** Job **
Wherever the string "Limited" appears in a line, extract that line.
>> begin Listed records
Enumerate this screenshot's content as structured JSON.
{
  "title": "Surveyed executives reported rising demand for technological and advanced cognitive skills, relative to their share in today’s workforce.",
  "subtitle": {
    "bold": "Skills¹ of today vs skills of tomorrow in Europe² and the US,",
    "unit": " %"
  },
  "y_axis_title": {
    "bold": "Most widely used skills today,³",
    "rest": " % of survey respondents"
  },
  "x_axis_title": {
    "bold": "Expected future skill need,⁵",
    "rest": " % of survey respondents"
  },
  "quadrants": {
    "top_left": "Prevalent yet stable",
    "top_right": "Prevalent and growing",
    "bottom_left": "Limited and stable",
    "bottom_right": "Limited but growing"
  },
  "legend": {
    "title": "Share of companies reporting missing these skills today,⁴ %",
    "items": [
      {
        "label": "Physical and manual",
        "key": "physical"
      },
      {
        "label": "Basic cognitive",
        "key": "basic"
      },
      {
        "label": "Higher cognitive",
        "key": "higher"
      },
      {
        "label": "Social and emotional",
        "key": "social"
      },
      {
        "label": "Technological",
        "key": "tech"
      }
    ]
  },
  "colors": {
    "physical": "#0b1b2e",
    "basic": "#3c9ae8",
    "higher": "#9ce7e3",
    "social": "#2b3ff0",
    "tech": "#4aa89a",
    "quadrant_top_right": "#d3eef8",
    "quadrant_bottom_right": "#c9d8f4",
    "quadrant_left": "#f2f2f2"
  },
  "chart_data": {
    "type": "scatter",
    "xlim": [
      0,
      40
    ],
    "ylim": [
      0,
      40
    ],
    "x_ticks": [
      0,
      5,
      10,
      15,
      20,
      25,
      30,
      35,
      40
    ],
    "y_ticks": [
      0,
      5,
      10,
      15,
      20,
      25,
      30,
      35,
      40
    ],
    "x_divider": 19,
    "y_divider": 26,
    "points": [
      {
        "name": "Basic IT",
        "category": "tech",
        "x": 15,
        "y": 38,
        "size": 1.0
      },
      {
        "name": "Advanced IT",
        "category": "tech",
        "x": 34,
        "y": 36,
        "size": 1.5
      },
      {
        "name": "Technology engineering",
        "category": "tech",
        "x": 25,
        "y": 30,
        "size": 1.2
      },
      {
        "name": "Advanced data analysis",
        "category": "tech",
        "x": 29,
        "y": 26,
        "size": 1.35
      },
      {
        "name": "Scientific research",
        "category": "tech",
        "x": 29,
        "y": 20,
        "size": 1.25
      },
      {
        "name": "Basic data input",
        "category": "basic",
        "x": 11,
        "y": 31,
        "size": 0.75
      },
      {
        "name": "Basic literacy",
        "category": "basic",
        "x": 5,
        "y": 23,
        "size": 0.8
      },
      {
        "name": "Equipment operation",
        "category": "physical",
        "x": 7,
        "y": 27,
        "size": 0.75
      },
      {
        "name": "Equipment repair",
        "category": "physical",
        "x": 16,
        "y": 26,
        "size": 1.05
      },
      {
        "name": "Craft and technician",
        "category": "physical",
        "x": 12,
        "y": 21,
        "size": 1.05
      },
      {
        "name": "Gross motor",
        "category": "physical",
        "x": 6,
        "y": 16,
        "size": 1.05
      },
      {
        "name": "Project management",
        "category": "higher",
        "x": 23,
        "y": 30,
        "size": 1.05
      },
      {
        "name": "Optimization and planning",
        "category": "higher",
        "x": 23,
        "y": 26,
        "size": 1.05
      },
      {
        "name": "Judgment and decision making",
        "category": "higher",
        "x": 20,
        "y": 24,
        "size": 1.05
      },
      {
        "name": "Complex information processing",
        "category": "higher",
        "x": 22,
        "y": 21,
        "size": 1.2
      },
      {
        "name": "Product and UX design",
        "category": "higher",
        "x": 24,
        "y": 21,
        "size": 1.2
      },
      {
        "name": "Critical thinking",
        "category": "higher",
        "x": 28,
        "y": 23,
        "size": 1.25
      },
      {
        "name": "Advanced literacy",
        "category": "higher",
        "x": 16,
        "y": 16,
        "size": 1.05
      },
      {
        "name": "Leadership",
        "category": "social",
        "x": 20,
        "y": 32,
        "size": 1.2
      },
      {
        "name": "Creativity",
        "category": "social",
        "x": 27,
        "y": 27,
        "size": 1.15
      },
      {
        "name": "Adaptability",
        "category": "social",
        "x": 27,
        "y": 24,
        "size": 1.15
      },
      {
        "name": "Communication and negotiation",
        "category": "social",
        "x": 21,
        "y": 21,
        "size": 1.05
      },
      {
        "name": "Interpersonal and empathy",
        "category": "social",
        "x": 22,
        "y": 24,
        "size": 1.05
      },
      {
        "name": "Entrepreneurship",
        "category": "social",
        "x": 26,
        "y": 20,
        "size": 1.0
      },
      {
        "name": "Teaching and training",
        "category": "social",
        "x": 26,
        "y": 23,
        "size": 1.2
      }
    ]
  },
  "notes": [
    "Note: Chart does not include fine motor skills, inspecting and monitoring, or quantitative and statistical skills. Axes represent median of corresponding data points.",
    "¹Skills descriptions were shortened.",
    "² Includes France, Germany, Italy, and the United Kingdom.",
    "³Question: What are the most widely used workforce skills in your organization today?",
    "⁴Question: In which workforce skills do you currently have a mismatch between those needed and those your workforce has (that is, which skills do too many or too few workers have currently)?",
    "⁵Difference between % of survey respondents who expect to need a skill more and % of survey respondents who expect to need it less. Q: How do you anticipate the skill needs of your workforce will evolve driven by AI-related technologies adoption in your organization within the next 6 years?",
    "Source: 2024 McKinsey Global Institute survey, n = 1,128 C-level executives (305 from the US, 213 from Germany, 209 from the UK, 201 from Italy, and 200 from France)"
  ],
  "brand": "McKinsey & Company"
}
>> end Listed records
** Completed task **
    "bottom_left": "Limited and stable",
    "bottom_right": "Limited but growing"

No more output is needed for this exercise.